- What is being asked -
Read the data and repeat all of it exactly.

- Dataset items -
::::::

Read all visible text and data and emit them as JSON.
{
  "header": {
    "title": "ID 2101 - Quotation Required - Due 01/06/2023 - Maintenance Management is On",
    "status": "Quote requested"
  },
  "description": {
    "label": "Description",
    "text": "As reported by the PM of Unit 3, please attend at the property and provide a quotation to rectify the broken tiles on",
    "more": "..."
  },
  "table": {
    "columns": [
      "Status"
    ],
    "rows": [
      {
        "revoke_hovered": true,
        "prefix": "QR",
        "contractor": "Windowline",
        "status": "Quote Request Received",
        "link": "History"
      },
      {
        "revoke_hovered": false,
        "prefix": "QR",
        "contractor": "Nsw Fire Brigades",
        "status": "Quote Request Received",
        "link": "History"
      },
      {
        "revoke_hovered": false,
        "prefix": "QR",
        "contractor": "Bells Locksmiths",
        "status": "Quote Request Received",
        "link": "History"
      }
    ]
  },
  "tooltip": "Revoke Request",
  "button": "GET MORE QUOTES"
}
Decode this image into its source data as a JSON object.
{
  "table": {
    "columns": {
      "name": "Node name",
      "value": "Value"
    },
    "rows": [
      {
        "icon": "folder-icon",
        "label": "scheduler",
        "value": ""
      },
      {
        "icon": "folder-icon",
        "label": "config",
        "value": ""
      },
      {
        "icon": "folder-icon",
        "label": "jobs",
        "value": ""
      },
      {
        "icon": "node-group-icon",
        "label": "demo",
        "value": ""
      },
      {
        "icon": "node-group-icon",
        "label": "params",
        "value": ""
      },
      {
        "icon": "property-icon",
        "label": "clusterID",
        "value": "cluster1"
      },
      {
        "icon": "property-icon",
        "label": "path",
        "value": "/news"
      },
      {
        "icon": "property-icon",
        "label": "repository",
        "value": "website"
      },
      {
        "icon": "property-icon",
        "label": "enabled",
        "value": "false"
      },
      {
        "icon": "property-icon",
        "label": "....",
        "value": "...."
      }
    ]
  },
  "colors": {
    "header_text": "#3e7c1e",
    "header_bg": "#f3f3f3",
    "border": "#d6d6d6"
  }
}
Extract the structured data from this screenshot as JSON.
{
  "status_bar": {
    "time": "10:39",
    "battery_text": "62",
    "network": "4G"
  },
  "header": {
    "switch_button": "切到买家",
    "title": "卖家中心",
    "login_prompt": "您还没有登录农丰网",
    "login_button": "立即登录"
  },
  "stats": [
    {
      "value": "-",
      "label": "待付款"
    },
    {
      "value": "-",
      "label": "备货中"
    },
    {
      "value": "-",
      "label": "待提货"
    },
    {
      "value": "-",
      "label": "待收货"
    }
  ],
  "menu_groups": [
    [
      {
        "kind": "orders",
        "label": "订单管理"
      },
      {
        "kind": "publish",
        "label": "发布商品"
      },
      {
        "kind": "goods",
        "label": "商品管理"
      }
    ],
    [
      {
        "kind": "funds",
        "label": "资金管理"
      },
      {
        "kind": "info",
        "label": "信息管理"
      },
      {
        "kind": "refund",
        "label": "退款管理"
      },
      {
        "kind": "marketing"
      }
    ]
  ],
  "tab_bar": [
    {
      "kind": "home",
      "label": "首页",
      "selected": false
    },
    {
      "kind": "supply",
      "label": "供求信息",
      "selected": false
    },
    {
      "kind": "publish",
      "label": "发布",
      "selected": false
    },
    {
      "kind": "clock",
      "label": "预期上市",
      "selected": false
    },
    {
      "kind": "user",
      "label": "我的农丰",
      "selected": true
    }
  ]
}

::::::

- Correct answer -
Read all visible text and data and emit them as JSON.
{
  "header": {
    "title": "ID 2101 - Quotation Required - Due 01/06/2023 - Maintenance Management is On",
    "status": "Quote requested"
  },
  "description": {
    "label": "Description",
    "text": "As reported by the PM of Unit 3, please attend at the property and provide a quotation to rectify the broken tiles on",
    "more": "..."
  },
  "table": {
    "columns": [
      "Status"
    ],
    "rows": [
      {
        "revoke_hovered": true,
        "prefix": "QR",
        "contractor": "Windowline",
        "status": "Quote Request Received",
        "link": "History"
      },
      {
        "revoke_hovered": false,
        "prefix": "QR",
        "contractor": "Nsw Fire Brigades",
        "status": "Quote Request Received",
        "link": "History"
      },
      {
        "revoke_hovered": false,
        "prefix": "QR",
        "contractor": "Bells Locksmiths",
        "status": "Quote Request Received",
        "link": "History"
      }
    ]
  },
  "tooltip": "Revoke Request",
  "button": "GET MORE QUOTES"
}
Decode this image into its source data as a JSON object.
{
  "table": {
    "columns": {
      "name": "Node name",
      "value": "Value"
    },
    "rows": [
      {
        "icon": "folder-icon",
        "label": "scheduler",
        "value": ""
      },
      {
        "icon": "folder-icon",
        "label": "config",
        "value": ""
      },
      {
        "icon": "folder-icon",
        "label": "jobs",
        "value": ""
      },
      {
        "icon": "node-group-icon",
        "label": "demo",
        "value": ""
      },
      {
        "icon": "node-group-icon",
        "label": "params",
        "value": ""
      },
      {
        "icon": "property-icon",
        "label": "clusterID",
        "value": "cluster1"
      },
      {
        "icon": "property-icon",
        "label": "path",
        "value": "/news"
      },
      {
        "icon": "property-icon",
        "label": "repository",
        "value": "website"
      },
      {
        "icon": "property-icon",
        "label": "enabled",
        "value": "false"
      },
      {
        "icon": "property-icon",
        "label": "....",
        "value": "...."
      }
    ]
  },
  "colors": {
    "header_text": "#3e7c1e",
    "header_bg": "#f3f3f3",
    "border": "#d6d6d6"
  }
}
Extract the structured data from this screenshot as JSON.
{
  "status_bar": {
    "time": "10:39",
    "battery_text": "62",
    "network": "4G"
  },
  "header": {
    "switch_button": "切到买家",
    "title": "卖家中心",
    "login_prompt": "您还没有登录农丰网",
    "login_button": "立即登录"
  },
  "stats": [
    {
      "value": "-",
      "label": "待付款"
    },
    {
      "value": "-",
      "label": "备货中"
    },
    {
      "value": "-",
      "label": "待提货"
    },
    {
      "value": "-",
      "label": "待收货"
    }
  ],
  "menu_groups": [
    [
      {
        "kind": "orders",
        "label": "订单管理"
      },
      {
        "kind": "publish",
        "label": "发布商品"
      },
      {
        "kind": "goods",
        "label": "商品管理"
      }
    ],
    [
      {
        "kind": "funds",
        "label": "资金管理"
      },
      {
        "kind": "info",
        "label": "信息管理"
      },
      {
        "kind": "refund",
        "label": "退款管理"
      },
      {
        "kind": "marketing"
      }
    ]
  ],
  "tab_bar": [
    {
      "kind": "home",
      "label": "首页",
      "selected": false
    },
    {
      "kind": "supply",
      "label": "供求信息",
      "selected": false
    },
    {
      "kind": "publish",
      "label": "发布",
      "selected": false
    },
    {
      "kind": "clock",
      "label": "预期上市",
      "selected": false
    },
    {
      "kind": "user",
      "label": "我的农丰",
      "selected": true
    }
  ]
}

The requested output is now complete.